Stored records
════════

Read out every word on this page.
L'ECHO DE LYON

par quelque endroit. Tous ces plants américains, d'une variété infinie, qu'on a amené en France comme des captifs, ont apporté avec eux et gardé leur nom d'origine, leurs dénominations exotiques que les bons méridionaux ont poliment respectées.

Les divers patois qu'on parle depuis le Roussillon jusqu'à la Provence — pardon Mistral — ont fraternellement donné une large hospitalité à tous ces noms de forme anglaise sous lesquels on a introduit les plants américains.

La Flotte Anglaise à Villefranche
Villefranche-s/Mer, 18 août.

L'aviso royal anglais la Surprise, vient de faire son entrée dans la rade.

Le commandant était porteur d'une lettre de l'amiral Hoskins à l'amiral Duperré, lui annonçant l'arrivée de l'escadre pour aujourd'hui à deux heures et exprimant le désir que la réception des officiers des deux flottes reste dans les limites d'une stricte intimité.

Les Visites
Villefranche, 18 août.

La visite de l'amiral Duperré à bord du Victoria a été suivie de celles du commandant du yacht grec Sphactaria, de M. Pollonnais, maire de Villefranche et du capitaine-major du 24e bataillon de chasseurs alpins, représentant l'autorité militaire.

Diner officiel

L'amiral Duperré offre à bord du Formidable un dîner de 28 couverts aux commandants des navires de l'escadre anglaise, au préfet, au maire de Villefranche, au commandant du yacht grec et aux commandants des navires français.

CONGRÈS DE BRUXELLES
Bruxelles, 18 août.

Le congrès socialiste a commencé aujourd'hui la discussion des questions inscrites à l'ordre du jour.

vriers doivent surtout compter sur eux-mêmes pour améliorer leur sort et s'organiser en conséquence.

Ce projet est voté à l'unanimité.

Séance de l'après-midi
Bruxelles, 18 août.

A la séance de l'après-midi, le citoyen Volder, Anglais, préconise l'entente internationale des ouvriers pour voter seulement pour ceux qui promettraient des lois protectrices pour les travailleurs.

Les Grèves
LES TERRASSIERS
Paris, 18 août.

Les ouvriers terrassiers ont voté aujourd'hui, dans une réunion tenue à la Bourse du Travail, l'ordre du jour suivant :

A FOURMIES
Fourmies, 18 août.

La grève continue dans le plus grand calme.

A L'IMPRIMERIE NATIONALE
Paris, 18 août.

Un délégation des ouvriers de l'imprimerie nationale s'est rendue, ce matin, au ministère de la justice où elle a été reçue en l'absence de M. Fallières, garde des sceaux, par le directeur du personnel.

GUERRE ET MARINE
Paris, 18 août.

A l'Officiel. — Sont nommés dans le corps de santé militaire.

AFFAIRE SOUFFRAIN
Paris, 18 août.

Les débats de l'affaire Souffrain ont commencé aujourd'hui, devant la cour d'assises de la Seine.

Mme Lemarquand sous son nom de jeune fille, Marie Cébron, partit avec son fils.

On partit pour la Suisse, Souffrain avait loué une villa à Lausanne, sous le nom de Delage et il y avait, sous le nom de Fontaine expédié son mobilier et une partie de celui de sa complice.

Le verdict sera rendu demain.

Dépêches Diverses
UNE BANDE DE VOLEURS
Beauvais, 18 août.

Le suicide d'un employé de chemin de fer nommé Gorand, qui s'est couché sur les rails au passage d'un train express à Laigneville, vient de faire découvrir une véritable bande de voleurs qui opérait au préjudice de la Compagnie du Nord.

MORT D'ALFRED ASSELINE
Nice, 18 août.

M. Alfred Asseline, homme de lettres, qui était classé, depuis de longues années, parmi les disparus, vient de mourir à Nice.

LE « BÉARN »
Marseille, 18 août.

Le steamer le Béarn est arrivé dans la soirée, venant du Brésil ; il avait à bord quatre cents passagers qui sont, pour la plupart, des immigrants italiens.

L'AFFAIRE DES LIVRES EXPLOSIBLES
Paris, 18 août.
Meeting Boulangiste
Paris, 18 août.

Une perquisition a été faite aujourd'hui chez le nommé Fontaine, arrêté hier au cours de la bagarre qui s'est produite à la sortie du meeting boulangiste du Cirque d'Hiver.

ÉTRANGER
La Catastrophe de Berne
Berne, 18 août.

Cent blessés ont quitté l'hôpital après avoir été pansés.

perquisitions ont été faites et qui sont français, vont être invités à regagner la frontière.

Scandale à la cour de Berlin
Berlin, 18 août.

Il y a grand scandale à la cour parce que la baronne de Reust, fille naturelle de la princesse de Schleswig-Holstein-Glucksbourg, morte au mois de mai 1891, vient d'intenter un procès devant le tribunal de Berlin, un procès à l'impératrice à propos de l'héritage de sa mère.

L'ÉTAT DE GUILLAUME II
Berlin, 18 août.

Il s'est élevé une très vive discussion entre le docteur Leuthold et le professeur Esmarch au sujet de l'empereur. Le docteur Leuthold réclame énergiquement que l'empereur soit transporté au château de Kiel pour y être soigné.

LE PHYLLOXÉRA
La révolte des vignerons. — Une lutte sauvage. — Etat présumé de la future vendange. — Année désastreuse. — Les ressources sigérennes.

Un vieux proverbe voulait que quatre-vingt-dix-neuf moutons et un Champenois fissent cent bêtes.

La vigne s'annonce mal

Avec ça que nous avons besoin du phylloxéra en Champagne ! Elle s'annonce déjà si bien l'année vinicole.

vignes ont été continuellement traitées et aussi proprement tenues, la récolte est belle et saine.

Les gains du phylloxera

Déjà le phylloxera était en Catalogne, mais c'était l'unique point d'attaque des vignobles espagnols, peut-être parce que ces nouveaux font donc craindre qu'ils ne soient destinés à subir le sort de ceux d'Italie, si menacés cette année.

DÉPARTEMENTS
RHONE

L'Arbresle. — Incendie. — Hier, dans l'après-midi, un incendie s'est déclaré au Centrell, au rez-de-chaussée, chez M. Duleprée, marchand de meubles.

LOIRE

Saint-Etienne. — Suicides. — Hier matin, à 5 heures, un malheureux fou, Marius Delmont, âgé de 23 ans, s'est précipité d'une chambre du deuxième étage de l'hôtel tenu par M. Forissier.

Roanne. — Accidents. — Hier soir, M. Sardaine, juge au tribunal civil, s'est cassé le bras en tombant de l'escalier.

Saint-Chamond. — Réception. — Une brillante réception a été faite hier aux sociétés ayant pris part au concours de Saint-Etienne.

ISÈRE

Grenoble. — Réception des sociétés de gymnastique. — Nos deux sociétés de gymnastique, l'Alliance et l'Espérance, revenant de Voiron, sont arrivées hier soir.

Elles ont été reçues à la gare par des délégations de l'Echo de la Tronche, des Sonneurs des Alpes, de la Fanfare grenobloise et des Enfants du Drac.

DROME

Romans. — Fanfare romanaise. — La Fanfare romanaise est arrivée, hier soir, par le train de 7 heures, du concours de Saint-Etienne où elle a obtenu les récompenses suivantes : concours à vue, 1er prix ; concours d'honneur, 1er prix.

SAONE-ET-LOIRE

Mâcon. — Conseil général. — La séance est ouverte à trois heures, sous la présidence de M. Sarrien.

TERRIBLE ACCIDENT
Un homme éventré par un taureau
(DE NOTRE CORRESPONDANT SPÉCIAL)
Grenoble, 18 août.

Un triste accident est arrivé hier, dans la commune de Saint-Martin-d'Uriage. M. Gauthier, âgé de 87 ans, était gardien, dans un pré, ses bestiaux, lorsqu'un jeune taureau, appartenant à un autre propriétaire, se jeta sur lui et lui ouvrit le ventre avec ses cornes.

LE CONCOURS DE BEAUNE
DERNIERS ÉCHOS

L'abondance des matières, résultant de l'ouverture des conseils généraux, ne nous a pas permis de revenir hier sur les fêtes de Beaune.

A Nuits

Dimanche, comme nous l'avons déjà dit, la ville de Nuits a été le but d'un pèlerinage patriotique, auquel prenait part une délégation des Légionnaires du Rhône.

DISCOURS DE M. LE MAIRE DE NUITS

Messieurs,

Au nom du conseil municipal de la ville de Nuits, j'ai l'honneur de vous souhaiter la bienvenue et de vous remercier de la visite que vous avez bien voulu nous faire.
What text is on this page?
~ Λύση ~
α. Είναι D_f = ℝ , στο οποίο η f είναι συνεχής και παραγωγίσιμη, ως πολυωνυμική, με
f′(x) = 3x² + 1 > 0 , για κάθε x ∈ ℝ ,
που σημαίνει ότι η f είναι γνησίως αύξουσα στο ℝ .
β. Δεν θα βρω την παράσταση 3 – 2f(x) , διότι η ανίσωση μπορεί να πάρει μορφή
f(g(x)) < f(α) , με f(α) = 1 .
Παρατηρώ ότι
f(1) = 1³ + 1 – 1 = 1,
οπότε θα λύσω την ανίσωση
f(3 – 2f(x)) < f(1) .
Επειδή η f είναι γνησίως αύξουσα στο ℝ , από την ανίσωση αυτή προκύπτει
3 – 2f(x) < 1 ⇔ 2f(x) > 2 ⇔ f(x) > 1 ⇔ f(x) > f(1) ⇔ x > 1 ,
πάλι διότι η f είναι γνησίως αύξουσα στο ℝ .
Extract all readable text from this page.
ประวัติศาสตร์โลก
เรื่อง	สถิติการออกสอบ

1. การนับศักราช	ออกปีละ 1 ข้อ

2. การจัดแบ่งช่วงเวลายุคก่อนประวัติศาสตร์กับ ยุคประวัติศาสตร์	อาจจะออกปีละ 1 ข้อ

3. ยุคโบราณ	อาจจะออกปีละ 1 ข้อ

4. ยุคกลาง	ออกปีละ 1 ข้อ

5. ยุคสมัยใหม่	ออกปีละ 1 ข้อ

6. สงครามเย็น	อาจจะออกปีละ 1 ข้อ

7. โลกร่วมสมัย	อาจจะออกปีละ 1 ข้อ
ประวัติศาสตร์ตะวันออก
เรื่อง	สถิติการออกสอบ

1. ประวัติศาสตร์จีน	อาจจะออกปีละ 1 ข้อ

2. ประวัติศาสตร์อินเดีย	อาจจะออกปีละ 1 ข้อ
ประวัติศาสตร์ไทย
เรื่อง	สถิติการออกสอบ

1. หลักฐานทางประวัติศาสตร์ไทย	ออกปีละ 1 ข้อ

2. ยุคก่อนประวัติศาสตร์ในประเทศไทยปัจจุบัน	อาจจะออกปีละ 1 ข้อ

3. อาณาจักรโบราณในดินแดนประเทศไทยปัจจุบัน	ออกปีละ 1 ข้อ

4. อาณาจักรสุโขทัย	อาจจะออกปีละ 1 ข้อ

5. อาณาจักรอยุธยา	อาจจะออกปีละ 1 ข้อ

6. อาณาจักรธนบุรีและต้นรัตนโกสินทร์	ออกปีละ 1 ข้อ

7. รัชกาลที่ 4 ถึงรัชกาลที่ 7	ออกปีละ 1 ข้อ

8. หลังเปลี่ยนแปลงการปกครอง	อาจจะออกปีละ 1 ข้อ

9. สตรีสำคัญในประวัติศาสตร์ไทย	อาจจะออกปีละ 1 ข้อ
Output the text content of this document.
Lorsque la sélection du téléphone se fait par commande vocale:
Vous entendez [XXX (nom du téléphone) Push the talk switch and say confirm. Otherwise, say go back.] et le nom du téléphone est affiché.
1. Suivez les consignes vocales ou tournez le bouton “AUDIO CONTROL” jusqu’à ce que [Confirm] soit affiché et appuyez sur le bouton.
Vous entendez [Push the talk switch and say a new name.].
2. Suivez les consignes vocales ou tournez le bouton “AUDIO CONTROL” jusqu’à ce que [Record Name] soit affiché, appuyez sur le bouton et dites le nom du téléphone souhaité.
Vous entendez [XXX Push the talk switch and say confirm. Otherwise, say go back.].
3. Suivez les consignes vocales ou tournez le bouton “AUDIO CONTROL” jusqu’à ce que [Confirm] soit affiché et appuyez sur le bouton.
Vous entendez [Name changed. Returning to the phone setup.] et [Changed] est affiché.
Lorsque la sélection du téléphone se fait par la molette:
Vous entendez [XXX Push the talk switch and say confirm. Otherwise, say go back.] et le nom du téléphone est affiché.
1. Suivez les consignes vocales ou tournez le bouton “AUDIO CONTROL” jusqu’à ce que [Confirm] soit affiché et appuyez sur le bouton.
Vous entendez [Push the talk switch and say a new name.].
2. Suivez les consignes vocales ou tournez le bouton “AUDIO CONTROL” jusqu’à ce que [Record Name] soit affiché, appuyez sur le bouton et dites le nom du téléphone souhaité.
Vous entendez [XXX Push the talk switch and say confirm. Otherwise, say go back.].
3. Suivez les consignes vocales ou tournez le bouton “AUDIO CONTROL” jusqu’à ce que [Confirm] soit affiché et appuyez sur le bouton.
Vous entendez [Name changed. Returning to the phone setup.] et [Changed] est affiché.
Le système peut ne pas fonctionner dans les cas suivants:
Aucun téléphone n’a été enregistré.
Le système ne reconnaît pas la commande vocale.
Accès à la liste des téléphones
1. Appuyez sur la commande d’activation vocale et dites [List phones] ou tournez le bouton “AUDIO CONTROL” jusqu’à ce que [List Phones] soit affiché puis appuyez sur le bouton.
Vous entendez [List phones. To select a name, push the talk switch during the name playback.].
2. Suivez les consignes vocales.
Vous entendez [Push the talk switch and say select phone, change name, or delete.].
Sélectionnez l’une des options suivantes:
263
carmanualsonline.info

════════

= Problem description =
Pick out all the lines with the word "commande" in them and copy them.

= Final answer =
Lorsque la sélection du téléphone se fait par commande vocale:
Le système ne reconnaît pas la commande vocale.
1. Appuyez sur la commande d’activation vocale et dites [List phones] ou tournez le bouton “AUDIO CONTROL” jusqu’à ce que [List Phones] soit affiché puis appuyez sur le bouton.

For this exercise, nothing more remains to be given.